Text extract:

Far out. They're top shelf from the local too!


----------



## bruiserh89 (May 20, 2013)

Kel said:


> That's a highly embarrassing post to make on social media....... No body cares about you yellow machine.. Got it!


A fair bee in his bonnet there. I wouldn't go as far as embarrassing but not sure its worthy of a public post.


----------



## DBerry (Jun 11, 2013)

bruiserh89 said:


> Far out. They're top shelf from the local too!


They are top shelf, damn you Sox, damn you to hell.


----------



## stiflers mum (May 23, 2013)

Kel said:


> That's a highly embarrassing post to make on social media....... No body cares about you yellow machine.. Got it!


 Good on Greeny for exposing the sick lieing frauds. May they be publicly named and drenched in vinegar. :clap:


----------



## Kel (May 22, 2013)

stiflers mum said:


> Good on Greeny for exposing the sick lieing frauds. May they be publicly named and drenched in vinegar. :clap:


:lol: not bad


----------



## Francis75 (Jun 6, 2013)

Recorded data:
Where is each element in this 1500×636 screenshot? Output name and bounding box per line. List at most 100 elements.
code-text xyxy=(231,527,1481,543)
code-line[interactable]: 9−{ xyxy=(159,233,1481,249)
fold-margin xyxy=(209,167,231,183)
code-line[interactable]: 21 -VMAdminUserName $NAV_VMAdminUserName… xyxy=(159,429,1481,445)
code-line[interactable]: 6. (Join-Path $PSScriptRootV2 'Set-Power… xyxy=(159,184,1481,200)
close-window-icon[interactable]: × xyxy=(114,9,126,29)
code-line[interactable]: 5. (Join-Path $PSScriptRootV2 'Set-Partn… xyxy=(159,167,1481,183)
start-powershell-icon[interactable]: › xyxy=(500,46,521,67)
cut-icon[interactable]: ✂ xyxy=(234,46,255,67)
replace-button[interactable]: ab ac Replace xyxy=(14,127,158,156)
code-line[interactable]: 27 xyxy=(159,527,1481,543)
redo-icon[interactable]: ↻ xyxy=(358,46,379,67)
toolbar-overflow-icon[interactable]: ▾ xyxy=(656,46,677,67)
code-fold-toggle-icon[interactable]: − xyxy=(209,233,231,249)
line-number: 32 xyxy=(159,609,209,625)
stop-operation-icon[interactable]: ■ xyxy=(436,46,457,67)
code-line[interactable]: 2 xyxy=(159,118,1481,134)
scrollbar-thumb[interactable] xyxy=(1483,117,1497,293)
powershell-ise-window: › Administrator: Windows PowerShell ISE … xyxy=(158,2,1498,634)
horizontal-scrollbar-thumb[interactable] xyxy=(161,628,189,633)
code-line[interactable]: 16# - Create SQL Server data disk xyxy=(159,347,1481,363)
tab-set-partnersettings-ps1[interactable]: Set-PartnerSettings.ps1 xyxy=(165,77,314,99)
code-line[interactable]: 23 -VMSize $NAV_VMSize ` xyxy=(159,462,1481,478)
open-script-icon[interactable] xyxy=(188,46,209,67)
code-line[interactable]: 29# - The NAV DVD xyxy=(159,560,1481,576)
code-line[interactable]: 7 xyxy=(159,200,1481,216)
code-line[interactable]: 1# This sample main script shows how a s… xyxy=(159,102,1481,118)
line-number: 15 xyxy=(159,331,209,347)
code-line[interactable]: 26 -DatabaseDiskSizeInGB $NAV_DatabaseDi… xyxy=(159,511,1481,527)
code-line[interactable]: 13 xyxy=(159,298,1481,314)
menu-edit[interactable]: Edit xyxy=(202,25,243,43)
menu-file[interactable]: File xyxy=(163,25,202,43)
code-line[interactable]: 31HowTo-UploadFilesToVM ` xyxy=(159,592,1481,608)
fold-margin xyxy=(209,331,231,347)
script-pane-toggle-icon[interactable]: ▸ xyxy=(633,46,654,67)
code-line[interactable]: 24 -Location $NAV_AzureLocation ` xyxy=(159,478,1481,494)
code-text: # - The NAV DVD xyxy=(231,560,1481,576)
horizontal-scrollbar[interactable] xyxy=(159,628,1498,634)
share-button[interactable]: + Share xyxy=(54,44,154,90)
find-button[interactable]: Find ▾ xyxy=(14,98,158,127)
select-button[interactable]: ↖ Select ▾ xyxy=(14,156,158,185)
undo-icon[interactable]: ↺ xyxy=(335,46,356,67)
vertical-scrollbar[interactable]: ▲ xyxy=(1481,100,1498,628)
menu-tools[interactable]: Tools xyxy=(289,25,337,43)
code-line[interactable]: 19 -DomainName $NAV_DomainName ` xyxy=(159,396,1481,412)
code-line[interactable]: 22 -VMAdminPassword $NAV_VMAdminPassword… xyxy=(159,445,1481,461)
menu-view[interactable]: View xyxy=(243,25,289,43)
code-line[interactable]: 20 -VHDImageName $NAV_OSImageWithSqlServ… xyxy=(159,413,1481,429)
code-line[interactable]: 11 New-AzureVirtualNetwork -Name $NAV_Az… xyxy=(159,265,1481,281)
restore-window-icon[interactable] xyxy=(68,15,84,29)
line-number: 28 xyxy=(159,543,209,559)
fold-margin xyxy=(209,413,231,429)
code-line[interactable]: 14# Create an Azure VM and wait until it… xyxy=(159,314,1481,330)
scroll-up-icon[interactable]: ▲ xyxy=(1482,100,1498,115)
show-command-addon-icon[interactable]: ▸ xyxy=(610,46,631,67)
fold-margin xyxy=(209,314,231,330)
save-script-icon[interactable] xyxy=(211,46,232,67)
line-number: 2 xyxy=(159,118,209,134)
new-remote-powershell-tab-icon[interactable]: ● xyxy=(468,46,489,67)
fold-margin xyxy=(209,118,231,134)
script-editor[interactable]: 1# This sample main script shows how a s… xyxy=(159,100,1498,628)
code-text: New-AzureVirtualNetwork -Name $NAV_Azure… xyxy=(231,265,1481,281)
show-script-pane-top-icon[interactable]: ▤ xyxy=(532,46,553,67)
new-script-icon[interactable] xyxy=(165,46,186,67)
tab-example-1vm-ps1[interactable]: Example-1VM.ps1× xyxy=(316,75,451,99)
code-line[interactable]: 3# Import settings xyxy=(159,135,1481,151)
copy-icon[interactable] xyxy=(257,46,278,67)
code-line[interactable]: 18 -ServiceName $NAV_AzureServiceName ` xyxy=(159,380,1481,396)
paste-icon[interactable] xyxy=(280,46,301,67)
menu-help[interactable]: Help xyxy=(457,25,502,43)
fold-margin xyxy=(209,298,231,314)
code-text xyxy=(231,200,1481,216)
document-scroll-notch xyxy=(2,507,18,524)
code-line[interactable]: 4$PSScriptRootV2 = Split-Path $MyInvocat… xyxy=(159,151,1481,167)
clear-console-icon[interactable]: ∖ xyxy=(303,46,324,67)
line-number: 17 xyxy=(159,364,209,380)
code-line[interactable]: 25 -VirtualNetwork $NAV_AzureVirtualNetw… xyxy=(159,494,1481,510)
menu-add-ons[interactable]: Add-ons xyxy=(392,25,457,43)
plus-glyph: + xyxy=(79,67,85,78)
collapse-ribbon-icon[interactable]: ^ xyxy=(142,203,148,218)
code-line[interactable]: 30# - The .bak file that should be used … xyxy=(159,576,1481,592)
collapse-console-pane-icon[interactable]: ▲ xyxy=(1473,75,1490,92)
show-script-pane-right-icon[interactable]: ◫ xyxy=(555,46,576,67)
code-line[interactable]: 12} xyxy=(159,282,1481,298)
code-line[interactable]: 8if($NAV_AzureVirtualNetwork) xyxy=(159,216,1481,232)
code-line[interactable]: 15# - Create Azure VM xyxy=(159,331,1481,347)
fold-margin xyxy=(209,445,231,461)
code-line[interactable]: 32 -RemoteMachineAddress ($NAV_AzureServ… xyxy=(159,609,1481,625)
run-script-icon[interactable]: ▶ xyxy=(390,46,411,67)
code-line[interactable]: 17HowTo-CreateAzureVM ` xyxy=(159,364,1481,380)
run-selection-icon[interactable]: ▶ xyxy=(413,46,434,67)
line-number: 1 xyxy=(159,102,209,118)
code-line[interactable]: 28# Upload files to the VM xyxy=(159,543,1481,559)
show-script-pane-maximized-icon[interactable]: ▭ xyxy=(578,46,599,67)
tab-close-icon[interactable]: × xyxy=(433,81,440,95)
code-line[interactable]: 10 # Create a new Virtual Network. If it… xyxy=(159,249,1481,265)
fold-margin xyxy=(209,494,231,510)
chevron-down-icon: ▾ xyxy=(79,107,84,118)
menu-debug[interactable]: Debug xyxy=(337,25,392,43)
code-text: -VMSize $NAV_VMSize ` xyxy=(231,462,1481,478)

Given problem 1: In the forum thread, what date appears on DBerry's post?
Given problem 2: Please list every username that appears in a post header in the forum thread.
Given problem 3: Continue the forum thread from its final line.

Task answer 1: Jun 11, 2013

Task answer 2: bruiserh89, DBerry, stiflers mum, Kel, Francis75

Task answer 3:
How ironic Danni Grinning Greeny exposing fraud and people who bend the truth. Claimed to be the best cruiserweight world champion in the world yet NEVER beat ANY cruiserweights unless they were made to drain down well under the cruiserweight limit. The only times he fought cruiserweights who could weigh-in at 200 lbs guess what ? Yep he was brutally ktfo. Also reckons he's a 4 time 3 weight multiple world champ and anyone who isn't a casual fan knows thats a laughable suggestion.

Oh how ironic Danni.


----------



## Dudman (Sep 21, 2013)

fuck, look at you turds :rofl

I'm sure Green knows who you all are because you're all so important in the world of boxing

wankersatsch


----------



## Kel (May 22, 2013)

Bradman said:


> fuck, look at you turds :rofl
> 
> I'm sure Green knows who you all are because you're all so important in the world of boxing
> 
> wankersatsch


Get back to the NRL thread and cheer on your Hero's in life


----------



## DBerry (Jun 11, 2013)

Bradman said:


> fuck, look at you turds :rofl
> 
> I'm sure Green knows who you all are because you're all so important in the world of boxing
> 
> wankersatsch


:readthre or :fuckoff

Unless you have hot chips.


----------



## Dudman (Sep 21, 2013)

Kel said:


> Get back to the NRL thread and cheer on your Hero's in life


kkkkkkkkkkel


----------



## Raff (Jun 25, 2013)

Now I feel like hot chips you ass holes


----------



## bruiserh89 (May 20, 2013)

Raff said:


> Now I feel like hot chips you ass holes


 :lol:


----------



## Josey Wales (Jun 4, 2013)

Bradman said:


> fuck, look at you turds :rofl
> 
> I'm sure Green knows who you all are because you're all so important in the world of boxing
> 
> wankersatsch


I ain't said fuck all about Danny cos I don't fancy him clocking me on the soft part of my skull .


----------



## Sawspan (May 17, 2013)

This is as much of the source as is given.